▸ What needs to be done
Copy every line of the entries that includes the word "satisfaction".

▸ Stored data

⁂

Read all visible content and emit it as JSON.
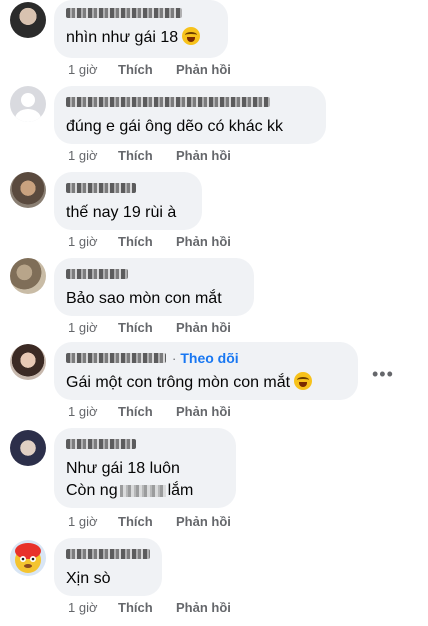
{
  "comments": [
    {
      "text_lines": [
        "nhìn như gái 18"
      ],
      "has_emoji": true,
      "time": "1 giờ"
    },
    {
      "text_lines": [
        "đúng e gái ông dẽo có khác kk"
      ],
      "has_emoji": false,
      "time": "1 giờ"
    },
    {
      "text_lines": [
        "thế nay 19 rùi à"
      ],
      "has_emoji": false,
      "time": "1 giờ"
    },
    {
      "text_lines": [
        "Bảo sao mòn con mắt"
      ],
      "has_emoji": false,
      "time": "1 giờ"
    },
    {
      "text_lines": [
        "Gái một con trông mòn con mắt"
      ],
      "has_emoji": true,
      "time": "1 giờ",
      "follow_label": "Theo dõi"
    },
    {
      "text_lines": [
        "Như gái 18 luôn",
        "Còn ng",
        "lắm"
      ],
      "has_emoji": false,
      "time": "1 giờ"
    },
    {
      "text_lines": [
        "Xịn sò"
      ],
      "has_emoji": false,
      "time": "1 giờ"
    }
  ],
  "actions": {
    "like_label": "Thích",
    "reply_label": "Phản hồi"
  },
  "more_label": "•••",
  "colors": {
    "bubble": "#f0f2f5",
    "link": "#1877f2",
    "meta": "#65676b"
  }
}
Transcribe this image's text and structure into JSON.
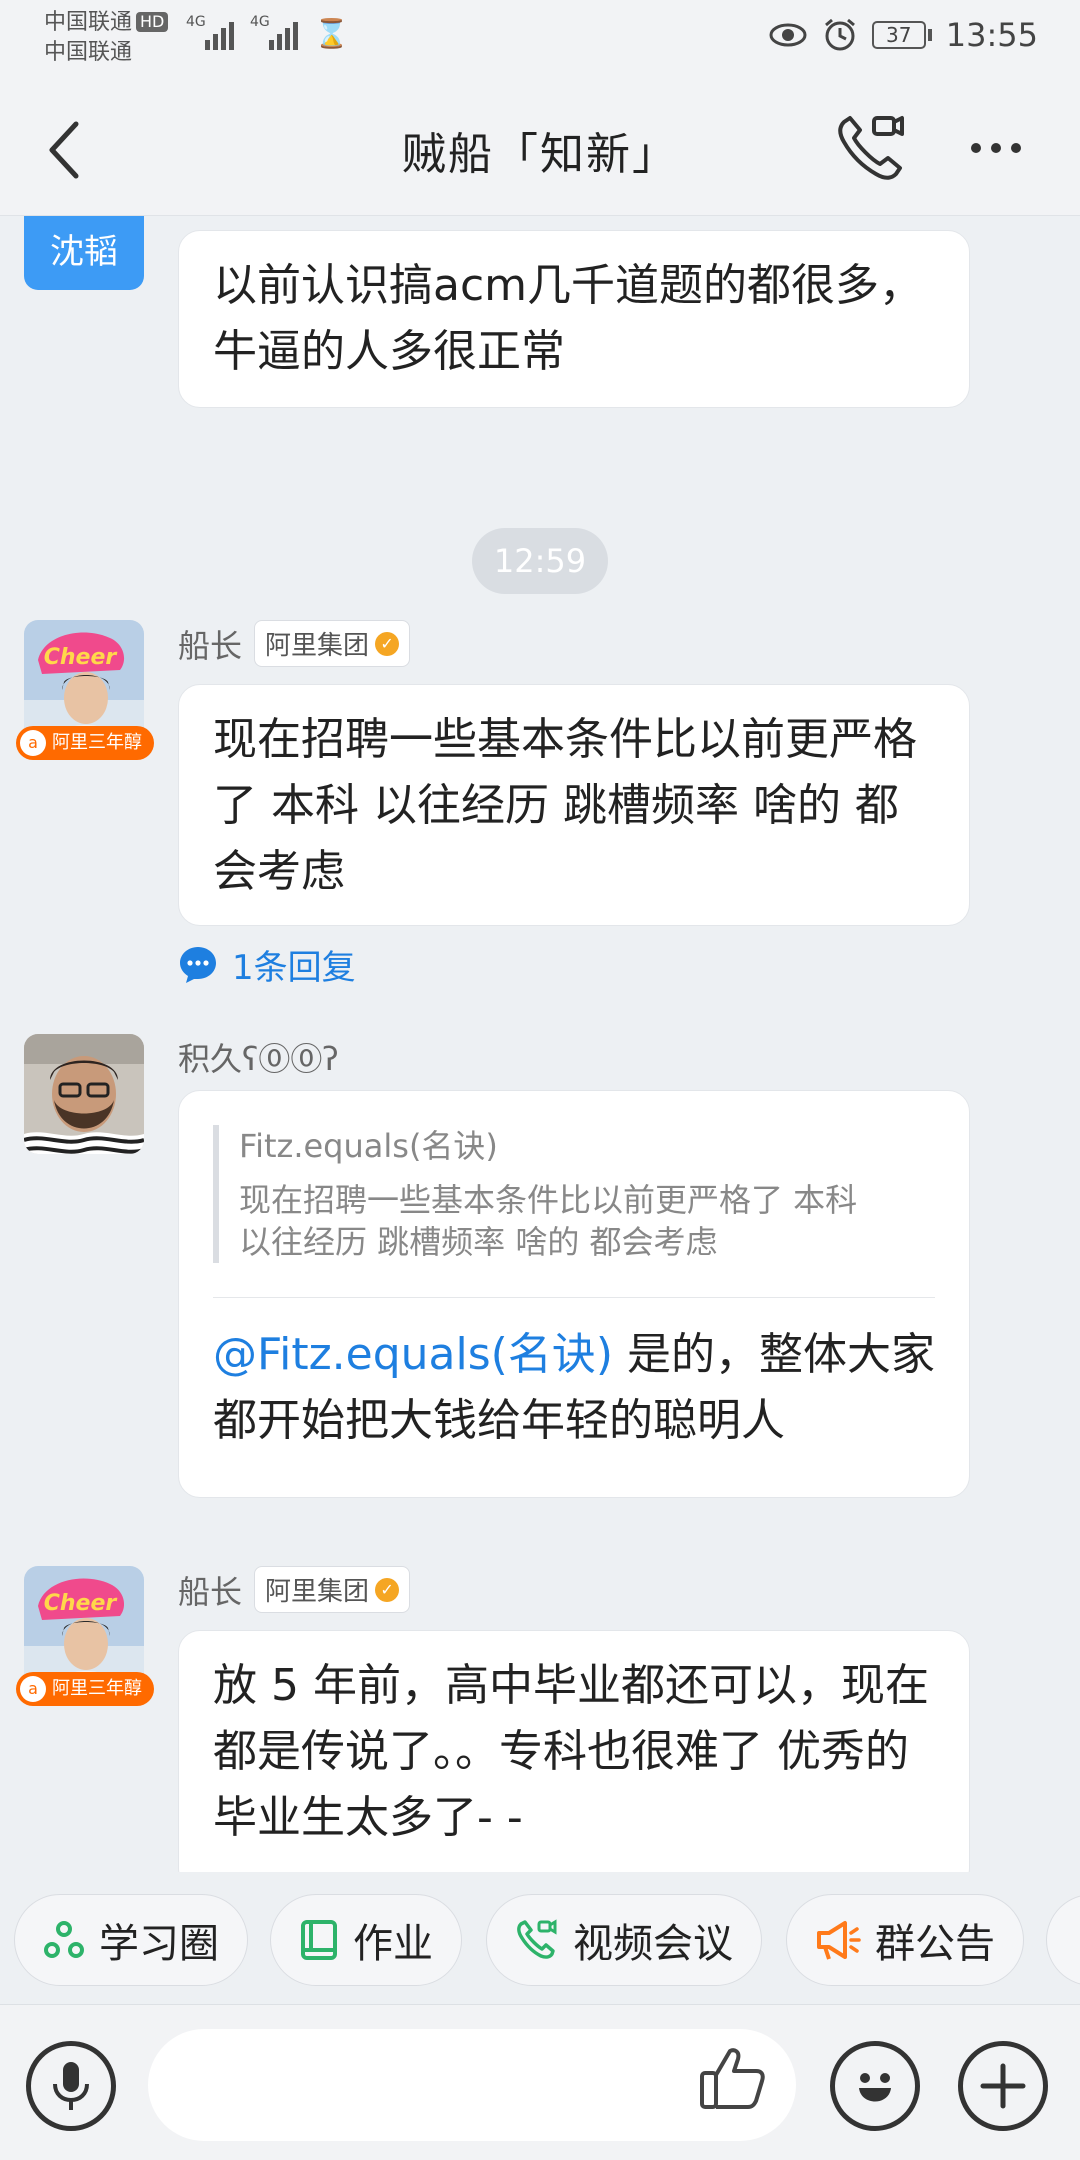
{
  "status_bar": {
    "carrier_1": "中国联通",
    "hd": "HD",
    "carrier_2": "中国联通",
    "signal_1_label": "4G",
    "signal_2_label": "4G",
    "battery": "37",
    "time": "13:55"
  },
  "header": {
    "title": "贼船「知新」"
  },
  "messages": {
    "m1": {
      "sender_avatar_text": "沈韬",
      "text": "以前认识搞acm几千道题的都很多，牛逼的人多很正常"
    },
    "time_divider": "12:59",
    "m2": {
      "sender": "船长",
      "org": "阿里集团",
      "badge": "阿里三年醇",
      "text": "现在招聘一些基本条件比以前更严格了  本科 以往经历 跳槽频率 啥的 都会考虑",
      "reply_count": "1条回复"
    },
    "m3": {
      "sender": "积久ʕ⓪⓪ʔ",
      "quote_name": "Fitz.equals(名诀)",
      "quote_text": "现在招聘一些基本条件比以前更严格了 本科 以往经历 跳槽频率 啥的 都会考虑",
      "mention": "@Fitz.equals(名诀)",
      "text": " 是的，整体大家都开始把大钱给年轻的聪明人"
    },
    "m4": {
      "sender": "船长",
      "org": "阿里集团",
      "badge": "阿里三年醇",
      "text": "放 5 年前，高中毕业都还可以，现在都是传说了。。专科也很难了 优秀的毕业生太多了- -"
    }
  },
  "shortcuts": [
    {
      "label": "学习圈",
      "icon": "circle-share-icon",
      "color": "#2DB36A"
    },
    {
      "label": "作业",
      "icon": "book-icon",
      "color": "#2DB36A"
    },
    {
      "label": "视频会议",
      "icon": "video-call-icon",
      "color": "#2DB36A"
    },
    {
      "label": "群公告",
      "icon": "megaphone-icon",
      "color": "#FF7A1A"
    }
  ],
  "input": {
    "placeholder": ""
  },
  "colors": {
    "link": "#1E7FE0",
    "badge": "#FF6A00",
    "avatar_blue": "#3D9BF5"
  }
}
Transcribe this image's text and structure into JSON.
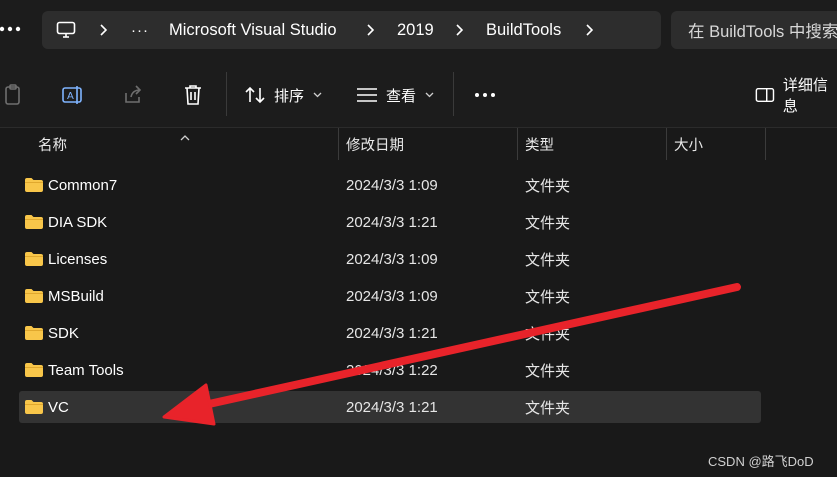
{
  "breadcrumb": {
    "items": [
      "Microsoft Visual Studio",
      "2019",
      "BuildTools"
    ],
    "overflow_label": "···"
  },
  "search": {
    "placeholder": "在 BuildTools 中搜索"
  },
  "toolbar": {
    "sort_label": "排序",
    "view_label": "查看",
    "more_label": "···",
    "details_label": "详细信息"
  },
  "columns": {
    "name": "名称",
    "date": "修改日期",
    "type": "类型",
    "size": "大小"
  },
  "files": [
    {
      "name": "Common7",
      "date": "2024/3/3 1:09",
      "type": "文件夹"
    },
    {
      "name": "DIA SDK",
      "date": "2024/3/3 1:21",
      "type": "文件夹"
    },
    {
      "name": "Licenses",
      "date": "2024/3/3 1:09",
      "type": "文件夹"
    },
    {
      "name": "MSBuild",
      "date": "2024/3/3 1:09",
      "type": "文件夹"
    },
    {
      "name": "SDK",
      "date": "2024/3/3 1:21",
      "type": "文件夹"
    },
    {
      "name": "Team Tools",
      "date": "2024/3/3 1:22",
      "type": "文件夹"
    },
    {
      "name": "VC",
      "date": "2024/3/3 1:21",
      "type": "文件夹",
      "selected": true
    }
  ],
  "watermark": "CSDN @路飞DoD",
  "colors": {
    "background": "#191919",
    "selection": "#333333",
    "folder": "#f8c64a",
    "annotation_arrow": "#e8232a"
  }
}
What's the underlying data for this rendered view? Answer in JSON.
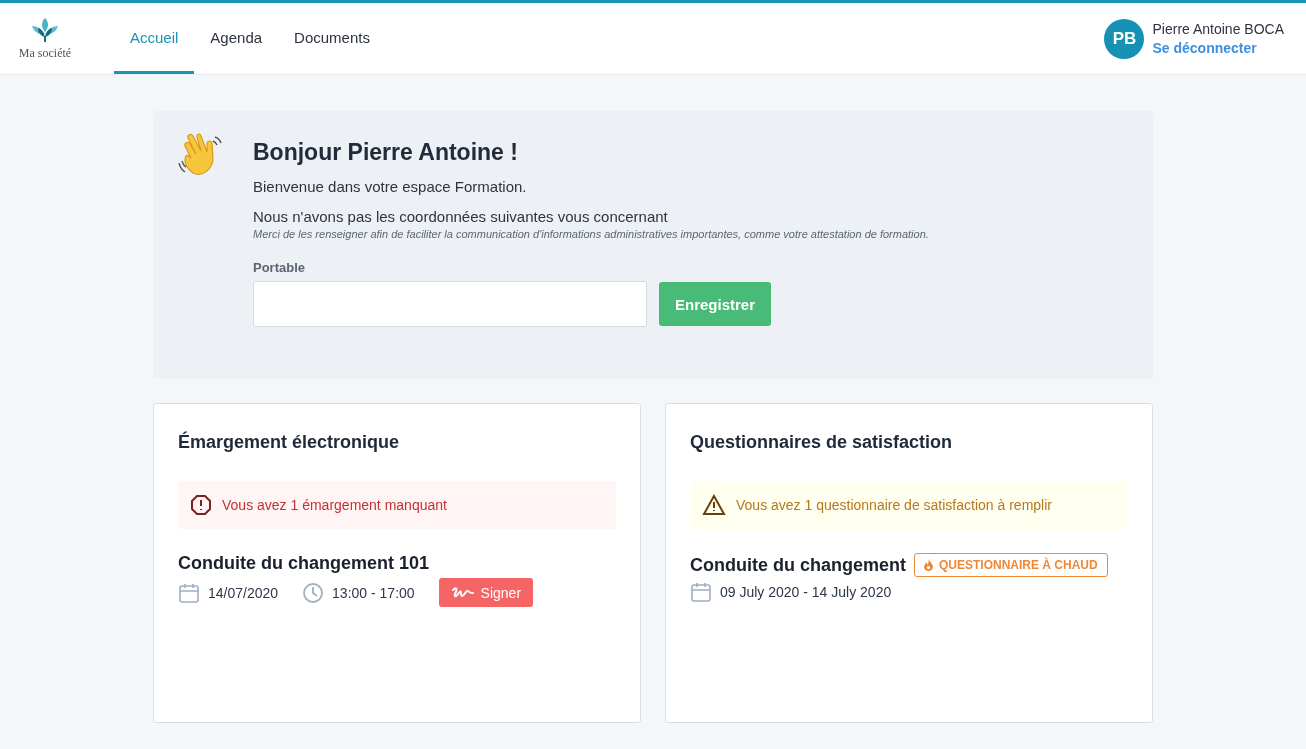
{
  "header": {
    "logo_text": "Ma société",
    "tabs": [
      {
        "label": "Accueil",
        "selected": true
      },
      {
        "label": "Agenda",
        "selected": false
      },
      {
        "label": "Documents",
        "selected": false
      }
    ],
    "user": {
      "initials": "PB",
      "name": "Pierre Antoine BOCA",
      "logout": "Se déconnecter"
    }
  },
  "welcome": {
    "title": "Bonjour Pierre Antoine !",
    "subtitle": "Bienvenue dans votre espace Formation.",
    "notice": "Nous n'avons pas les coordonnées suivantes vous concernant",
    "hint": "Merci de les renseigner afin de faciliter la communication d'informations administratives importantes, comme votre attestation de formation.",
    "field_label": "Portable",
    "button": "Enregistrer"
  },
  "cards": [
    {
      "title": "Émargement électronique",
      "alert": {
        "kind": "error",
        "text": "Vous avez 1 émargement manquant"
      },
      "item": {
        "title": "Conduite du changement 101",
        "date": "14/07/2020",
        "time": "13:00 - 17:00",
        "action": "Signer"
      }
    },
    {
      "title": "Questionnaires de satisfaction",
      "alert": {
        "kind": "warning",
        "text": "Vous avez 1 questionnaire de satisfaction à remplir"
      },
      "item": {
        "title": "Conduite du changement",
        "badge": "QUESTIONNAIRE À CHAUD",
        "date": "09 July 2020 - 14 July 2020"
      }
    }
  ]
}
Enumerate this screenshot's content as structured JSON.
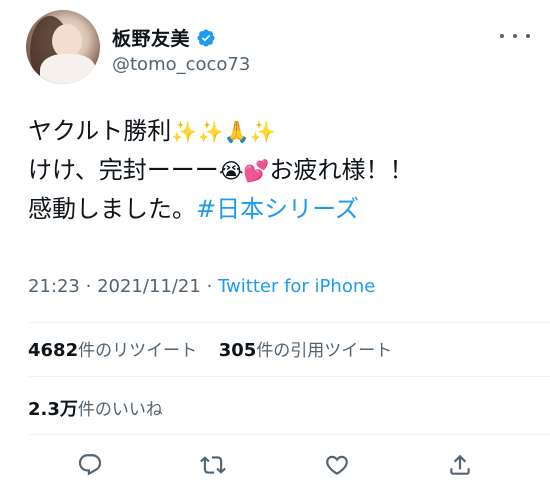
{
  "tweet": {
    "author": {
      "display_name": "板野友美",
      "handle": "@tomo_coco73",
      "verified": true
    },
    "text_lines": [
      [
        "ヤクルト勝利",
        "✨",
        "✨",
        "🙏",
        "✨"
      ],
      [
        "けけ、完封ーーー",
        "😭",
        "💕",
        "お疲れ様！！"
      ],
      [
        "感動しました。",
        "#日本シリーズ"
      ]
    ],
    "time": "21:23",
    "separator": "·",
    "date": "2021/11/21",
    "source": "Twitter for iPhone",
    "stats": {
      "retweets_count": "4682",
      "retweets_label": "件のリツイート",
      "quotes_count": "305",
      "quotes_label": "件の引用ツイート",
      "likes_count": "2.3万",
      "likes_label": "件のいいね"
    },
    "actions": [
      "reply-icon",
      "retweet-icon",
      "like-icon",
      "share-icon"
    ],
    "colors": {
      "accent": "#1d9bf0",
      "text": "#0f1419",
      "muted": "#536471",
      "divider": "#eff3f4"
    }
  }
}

⁂

▸ Expected output
      "title": "Questionnaires de satisfaction",
        "text": "Vous avez 1 questionnaire de satisfaction à remplir"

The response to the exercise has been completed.